■ WHAT TO DO ■
Return the material below in full and exactly.
● ● ● ●
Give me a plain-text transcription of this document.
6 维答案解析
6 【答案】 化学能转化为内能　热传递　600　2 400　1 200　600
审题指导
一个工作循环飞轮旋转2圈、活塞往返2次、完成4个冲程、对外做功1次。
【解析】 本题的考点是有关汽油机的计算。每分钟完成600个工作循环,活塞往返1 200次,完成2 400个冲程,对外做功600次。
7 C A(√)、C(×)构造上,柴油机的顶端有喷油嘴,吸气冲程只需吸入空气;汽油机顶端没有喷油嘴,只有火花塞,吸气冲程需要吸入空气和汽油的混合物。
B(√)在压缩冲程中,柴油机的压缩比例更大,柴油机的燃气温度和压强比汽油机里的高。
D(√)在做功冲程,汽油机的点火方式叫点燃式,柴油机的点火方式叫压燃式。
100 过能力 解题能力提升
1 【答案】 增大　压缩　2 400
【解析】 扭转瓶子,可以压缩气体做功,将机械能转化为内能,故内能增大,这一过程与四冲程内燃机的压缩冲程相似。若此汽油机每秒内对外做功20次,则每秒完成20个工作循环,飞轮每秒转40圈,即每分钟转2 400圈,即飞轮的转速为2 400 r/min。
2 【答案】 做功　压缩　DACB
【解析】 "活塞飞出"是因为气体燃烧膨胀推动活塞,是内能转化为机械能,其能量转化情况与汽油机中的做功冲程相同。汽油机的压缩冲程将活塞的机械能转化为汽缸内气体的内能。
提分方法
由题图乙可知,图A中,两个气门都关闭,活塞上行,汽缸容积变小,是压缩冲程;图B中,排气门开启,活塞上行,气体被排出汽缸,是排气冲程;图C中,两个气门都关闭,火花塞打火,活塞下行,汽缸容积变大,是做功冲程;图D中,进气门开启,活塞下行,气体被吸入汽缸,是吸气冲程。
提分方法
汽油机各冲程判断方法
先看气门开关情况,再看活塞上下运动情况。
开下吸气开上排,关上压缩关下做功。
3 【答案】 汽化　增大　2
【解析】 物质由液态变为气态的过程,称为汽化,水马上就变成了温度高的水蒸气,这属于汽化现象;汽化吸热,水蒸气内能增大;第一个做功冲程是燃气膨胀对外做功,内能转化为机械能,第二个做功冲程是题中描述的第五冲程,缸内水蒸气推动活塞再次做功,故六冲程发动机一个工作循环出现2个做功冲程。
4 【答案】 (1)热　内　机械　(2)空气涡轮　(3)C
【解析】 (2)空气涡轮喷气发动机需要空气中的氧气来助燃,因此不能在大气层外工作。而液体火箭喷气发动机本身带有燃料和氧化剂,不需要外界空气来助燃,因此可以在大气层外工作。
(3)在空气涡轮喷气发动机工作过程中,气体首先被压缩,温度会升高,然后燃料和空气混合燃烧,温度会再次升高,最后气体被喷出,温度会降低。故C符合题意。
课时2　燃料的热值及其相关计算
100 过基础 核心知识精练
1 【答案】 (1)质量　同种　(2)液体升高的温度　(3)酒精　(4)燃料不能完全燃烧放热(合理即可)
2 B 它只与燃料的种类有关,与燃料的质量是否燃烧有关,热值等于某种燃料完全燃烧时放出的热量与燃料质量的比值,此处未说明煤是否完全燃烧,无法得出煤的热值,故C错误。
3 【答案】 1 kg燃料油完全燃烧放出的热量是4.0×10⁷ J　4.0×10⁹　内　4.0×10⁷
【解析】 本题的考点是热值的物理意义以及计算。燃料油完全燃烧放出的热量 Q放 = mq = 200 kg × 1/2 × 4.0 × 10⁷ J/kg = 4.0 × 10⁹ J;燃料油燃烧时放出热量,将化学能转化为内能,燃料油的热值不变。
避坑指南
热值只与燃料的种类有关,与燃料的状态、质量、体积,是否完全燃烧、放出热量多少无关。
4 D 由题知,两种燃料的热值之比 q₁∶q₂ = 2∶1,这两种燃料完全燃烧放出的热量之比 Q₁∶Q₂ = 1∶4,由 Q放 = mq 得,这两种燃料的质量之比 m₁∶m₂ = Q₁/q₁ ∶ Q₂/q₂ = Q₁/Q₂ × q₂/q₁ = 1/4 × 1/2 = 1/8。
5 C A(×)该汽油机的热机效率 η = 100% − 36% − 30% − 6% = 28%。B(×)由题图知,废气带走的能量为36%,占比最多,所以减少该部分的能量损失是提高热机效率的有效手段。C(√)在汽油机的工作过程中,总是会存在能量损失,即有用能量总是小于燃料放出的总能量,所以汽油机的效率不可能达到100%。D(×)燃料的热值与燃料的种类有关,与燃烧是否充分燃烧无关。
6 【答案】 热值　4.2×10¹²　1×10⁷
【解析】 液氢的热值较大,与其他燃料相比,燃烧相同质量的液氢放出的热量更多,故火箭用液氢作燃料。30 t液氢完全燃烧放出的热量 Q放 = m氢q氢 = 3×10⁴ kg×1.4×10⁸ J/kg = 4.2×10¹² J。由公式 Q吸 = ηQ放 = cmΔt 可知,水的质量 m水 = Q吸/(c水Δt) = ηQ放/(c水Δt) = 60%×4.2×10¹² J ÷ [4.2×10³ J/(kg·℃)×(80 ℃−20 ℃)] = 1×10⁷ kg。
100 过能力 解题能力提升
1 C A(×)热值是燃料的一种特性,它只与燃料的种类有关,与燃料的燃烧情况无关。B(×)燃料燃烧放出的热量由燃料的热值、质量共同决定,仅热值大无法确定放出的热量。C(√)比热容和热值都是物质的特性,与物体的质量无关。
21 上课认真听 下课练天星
● ● ● ●
■ TASK SOLUTION ■
Give me a plain-text transcription of this document.
6 维答案解析
6 【答案】 化学能转化为内能　热传递　600　2 400　1 200　600
审题指导
一个工作循环飞轮旋转2圈、活塞往返2次、完成4个冲程、对外做功1次。
【解析】 本题的考点是有关汽油机的计算。每分钟完成600个工作循环,活塞往返1 200次,完成2 400个冲程,对外做功600次。
7 C A(√)、C(×)构造上,柴油机的顶端有喷油嘴,吸气冲程只需吸入空气;汽油机顶端没有喷油嘴,只有火花塞,吸气冲程需要吸入空气和汽油的混合物。
B(√)在压缩冲程中,柴油机的压缩比例更大,柴油机的燃气温度和压强比汽油机里的高。
D(√)在做功冲程,汽油机的点火方式叫点燃式,柴油机的点火方式叫压燃式。
100 过能力 解题能力提升
1 【答案】 增大　压缩　2 400
【解析】 扭转瓶子,可以压缩气体做功,将机械能转化为内能,故内能增大,这一过程与四冲程内燃机的压缩冲程相似。若此汽油机每秒内对外做功20次,则每秒完成20个工作循环,飞轮每秒转40圈,即每分钟转2 400圈,即飞轮的转速为2 400 r/min。
2 【答案】 做功　压缩　DACB
【解析】 "活塞飞出"是因为气体燃烧膨胀推动活塞,是内能转化为机械能,其能量转化情况与汽油机中的做功冲程相同。汽油机的压缩冲程将活塞的机械能转化为汽缸内气体的内能。
提分方法
由题图乙可知,图A中,两个气门都关闭,活塞上行,汽缸容积变小,是压缩冲程;图B中,排气门开启,活塞上行,气体被排出汽缸,是排气冲程;图C中,两个气门都关闭,火花塞打火,活塞下行,汽缸容积变大,是做功冲程;图D中,进气门开启,活塞下行,气体被吸入汽缸,是吸气冲程。
提分方法
汽油机各冲程判断方法
先看气门开关情况,再看活塞上下运动情况。
开下吸气开上排,关上压缩关下做功。
3 【答案】 汽化　增大　2
【解析】 物质由液态变为气态的过程,称为汽化,水马上就变成了温度高的水蒸气,这属于汽化现象;汽化吸热,水蒸气内能增大;第一个做功冲程是燃气膨胀对外做功,内能转化为机械能,第二个做功冲程是题中描述的第五冲程,缸内水蒸气推动活塞再次做功,故六冲程发动机一个工作循环出现2个做功冲程。
4 【答案】 (1)热　内　机械　(2)空气涡轮　(3)C
【解析】 (2)空气涡轮喷气发动机需要空气中的氧气来助燃,因此不能在大气层外工作。而液体火箭喷气发动机本身带有燃料和氧化剂,不需要外界空气来助燃,因此可以在大气层外工作。
(3)在空气涡轮喷气发动机工作过程中,气体首先被压缩,温度会升高,然后燃料和空气混合燃烧,温度会再次升高,最后气体被喷出,温度会降低。故C符合题意。
课时2　燃料的热值及其相关计算
100 过基础 核心知识精练
1 【答案】 (1)质量　同种　(2)液体升高的温度　(3)酒精　(4)燃料不能完全燃烧放热(合理即可)
2 B 它只与燃料的种类有关,与燃料的质量是否燃烧有关,热值等于某种燃料完全燃烧时放出的热量与燃料质量的比值,此处未说明煤是否完全燃烧,无法得出煤的热值,故C错误。
3 【答案】 1 kg燃料油完全燃烧放出的热量是4.0×10⁷ J　4.0×10⁹　内　4.0×10⁷
【解析】 本题的考点是热值的物理意义以及计算。燃料油完全燃烧放出的热量 Q放 = mq = 200 kg × 1/2 × 4.0 × 10⁷ J/kg = 4.0 × 10⁹ J;燃料油燃烧时放出热量,将化学能转化为内能,燃料油的热值不变。
避坑指南
热值只与燃料的种类有关,与燃料的状态、质量、体积,是否完全燃烧、放出热量多少无关。
4 D 由题知,两种燃料的热值之比 q₁∶q₂ = 2∶1,这两种燃料完全燃烧放出的热量之比 Q₁∶Q₂ = 1∶4,由 Q放 = mq 得,这两种燃料的质量之比 m₁∶m₂ = Q₁/q₁ ∶ Q₂/q₂ = Q₁/Q₂ × q₂/q₁ = 1/4 × 1/2 = 1/8。
5 C A(×)该汽油机的热机效率 η = 100% − 36% − 30% − 6% = 28%。B(×)由题图知,废气带走的能量为36%,占比最多,所以减少该部分的能量损失是提高热机效率的有效手段。C(√)在汽油机的工作过程中,总是会存在能量损失,即有用能量总是小于燃料放出的总能量,所以汽油机的效率不可能达到100%。D(×)燃料的热值与燃料的种类有关,与燃烧是否充分燃烧无关。
6 【答案】 热值　4.2×10¹²　1×10⁷
【解析】 液氢的热值较大,与其他燃料相比,燃烧相同质量的液氢放出的热量更多,故火箭用液氢作燃料。30 t液氢完全燃烧放出的热量 Q放 = m氢q氢 = 3×10⁴ kg×1.4×10⁸ J/kg = 4.2×10¹² J。由公式 Q吸 = ηQ放 = cmΔt 可知,水的质量 m水 = Q吸/(c水Δt) = ηQ放/(c水Δt) = 60%×4.2×10¹² J ÷ [4.2×10³ J/(kg·℃)×(80 ℃−20 ℃)] = 1×10⁷ kg。
100 过能力 解题能力提升
1 C A(×)热值是燃料的一种特性,它只与燃料的种类有关,与燃料的燃烧情况无关。B(×)燃料燃烧放出的热量由燃料的热值、质量共同决定,仅热值大无法确定放出的热量。C(√)比热容和热值都是物质的特性,与物体的质量无关。
21 上课认真听 下课练天星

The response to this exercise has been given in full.